What this task involves:
Gather every line that includes the word "Cukier", please.

Exercise input:
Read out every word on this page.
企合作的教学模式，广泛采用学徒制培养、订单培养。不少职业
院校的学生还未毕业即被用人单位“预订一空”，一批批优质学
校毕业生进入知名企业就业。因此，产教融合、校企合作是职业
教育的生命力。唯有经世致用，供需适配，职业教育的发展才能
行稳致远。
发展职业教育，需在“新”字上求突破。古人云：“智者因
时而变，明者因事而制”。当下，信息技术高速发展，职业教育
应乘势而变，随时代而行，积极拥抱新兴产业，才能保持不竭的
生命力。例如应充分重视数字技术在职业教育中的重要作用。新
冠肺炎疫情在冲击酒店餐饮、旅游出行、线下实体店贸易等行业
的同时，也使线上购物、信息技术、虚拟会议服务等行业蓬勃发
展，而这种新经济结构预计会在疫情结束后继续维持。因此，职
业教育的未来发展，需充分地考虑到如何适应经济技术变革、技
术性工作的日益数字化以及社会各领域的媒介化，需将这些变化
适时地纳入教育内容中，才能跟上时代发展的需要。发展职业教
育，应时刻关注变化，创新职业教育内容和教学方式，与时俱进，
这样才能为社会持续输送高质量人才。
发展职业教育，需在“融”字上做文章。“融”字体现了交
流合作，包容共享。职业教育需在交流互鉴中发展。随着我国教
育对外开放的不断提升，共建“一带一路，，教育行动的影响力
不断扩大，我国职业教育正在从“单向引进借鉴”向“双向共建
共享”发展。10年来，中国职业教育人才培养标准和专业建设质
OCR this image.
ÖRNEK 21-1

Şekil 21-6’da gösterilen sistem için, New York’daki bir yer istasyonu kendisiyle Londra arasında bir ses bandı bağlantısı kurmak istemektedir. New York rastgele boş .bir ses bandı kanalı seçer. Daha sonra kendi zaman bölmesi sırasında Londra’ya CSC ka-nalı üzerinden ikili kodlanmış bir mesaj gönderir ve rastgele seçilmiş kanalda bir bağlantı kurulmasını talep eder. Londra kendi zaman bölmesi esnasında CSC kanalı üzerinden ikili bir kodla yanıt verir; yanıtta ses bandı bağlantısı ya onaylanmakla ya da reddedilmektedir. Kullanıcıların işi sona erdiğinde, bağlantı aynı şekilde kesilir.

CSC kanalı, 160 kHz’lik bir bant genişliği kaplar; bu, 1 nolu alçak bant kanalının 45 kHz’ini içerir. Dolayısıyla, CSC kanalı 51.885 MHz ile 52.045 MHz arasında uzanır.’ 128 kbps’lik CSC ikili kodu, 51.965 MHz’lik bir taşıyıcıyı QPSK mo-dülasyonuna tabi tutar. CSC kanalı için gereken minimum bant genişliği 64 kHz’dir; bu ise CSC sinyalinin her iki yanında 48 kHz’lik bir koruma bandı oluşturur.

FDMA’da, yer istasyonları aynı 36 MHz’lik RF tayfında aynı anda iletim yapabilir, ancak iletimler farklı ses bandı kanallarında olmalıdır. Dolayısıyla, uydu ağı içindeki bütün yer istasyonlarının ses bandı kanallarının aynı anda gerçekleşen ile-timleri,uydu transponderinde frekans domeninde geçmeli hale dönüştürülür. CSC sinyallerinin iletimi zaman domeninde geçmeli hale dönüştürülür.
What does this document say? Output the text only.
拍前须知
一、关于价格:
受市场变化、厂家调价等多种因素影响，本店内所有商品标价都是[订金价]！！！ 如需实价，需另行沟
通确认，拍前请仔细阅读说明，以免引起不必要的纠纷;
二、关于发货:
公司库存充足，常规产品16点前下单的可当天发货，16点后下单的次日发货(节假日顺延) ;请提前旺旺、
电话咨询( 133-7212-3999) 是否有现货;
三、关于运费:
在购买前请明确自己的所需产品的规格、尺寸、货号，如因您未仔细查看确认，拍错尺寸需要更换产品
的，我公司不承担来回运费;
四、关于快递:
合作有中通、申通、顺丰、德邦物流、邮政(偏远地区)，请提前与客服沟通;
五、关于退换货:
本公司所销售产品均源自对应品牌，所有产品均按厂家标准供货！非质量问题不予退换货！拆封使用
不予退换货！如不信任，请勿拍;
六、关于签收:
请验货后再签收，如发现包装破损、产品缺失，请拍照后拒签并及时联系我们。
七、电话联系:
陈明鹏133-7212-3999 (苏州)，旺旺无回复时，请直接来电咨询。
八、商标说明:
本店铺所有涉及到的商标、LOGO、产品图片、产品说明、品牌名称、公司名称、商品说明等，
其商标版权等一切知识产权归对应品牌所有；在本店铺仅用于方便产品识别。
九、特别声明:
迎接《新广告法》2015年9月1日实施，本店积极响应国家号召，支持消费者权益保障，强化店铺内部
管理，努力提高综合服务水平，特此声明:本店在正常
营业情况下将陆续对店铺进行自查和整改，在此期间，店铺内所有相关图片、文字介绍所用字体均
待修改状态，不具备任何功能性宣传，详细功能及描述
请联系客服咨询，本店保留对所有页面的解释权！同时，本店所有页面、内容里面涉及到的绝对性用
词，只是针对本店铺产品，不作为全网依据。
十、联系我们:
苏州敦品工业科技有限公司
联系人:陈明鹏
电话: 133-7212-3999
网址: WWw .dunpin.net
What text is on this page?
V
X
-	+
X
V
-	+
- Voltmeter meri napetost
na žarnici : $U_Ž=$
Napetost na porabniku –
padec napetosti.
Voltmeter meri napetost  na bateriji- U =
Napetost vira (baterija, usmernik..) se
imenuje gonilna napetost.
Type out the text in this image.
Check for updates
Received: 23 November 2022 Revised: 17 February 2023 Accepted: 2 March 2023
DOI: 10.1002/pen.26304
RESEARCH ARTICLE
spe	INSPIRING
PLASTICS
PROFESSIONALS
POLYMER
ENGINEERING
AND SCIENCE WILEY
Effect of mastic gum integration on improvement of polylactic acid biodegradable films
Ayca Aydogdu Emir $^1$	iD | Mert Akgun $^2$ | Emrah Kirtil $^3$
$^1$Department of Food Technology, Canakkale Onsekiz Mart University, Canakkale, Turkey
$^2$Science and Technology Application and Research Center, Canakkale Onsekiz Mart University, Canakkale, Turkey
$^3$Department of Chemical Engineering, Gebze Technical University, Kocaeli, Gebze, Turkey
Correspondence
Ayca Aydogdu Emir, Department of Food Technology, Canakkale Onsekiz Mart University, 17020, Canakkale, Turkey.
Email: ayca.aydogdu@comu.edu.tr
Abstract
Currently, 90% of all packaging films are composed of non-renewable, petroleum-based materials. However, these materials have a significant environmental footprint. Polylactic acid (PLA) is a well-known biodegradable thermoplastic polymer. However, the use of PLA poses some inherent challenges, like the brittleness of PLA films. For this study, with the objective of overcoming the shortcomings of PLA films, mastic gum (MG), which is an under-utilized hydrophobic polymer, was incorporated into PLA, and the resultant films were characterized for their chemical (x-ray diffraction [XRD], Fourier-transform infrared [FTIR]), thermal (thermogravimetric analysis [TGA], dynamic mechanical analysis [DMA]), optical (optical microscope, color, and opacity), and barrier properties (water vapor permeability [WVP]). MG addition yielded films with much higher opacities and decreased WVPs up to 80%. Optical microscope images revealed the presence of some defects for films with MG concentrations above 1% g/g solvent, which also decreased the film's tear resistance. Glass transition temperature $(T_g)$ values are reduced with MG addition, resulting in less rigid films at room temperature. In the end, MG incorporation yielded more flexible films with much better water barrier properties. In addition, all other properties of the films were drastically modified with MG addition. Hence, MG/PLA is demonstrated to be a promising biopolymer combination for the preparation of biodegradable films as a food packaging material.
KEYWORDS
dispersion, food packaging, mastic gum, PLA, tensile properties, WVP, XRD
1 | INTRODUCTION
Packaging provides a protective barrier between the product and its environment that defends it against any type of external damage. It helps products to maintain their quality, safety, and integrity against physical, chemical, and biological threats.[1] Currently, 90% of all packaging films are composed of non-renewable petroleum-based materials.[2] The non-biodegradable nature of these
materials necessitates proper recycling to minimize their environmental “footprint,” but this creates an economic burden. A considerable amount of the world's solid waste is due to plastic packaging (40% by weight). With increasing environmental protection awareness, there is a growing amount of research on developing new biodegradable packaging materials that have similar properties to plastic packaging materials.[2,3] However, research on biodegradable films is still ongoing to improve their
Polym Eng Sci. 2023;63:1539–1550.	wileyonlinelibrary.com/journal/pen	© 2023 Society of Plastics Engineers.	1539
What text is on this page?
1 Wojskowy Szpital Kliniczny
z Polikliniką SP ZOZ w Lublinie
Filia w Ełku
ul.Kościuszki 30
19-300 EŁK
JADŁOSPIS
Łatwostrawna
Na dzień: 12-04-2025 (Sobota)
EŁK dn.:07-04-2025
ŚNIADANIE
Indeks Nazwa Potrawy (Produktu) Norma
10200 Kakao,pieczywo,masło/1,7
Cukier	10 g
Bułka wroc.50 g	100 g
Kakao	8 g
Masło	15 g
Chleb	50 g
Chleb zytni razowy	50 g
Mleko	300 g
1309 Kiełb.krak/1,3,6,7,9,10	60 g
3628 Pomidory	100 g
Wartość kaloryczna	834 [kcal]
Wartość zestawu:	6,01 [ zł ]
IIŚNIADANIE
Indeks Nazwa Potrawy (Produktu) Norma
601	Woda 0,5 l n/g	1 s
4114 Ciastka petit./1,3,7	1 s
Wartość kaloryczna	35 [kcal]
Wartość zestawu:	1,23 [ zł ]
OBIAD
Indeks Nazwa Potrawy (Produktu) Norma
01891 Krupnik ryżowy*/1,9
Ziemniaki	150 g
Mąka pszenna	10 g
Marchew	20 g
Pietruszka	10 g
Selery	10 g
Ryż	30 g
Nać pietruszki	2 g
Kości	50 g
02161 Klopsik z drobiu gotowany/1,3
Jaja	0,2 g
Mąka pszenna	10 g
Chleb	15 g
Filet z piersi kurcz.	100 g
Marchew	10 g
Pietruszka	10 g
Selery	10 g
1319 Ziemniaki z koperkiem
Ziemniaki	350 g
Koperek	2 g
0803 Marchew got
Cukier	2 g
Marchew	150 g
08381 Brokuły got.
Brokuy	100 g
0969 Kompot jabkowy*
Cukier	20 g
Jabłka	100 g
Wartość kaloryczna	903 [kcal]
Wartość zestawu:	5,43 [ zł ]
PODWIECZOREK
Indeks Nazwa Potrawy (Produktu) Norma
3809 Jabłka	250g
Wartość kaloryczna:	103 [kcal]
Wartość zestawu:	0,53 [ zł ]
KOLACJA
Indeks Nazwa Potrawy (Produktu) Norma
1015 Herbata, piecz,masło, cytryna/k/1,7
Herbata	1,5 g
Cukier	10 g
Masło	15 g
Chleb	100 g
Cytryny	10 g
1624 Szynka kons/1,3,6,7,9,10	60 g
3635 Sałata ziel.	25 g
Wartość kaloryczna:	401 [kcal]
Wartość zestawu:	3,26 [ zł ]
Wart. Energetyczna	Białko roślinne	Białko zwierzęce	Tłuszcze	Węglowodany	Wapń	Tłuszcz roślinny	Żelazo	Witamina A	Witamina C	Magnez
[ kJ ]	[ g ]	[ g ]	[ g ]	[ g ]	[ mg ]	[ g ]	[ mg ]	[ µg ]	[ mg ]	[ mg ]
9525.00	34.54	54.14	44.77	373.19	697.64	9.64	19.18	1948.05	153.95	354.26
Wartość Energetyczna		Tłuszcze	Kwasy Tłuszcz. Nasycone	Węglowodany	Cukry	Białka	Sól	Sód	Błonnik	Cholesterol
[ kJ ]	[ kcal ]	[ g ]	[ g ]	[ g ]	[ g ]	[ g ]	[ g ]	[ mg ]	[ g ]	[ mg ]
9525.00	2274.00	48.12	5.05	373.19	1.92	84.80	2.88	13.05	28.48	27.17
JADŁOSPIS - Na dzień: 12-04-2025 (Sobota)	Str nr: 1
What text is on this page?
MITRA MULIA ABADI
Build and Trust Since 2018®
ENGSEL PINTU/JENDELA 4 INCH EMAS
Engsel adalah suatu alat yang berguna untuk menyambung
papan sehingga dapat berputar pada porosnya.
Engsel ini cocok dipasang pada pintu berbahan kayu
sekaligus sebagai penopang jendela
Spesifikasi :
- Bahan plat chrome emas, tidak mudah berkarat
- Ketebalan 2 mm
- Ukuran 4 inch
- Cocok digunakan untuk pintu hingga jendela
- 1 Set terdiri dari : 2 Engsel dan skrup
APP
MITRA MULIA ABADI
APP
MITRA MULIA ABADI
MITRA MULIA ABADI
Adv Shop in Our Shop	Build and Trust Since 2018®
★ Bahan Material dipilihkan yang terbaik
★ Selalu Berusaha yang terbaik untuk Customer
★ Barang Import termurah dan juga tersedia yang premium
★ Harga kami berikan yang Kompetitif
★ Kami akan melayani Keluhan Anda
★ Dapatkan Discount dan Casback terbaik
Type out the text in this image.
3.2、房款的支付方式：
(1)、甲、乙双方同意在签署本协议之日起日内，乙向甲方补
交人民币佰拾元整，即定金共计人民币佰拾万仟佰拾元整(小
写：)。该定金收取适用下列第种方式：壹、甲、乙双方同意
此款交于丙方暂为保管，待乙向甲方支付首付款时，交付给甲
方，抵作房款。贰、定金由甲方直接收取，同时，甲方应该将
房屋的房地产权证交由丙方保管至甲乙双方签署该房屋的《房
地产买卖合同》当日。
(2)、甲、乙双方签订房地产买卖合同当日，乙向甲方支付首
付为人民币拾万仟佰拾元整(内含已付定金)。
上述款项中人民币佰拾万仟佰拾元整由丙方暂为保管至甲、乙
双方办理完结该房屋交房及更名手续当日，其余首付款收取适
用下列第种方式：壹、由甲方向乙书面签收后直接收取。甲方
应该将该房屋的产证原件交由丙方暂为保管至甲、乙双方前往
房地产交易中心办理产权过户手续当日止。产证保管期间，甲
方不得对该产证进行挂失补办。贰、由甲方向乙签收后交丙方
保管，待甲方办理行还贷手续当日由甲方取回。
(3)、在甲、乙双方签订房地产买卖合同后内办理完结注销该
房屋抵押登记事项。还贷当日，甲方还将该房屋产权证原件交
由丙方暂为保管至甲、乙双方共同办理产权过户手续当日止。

Exercise answer:
Cukier	10 g
Cukier	2 g
Cukier	20 g
Cukier	10 g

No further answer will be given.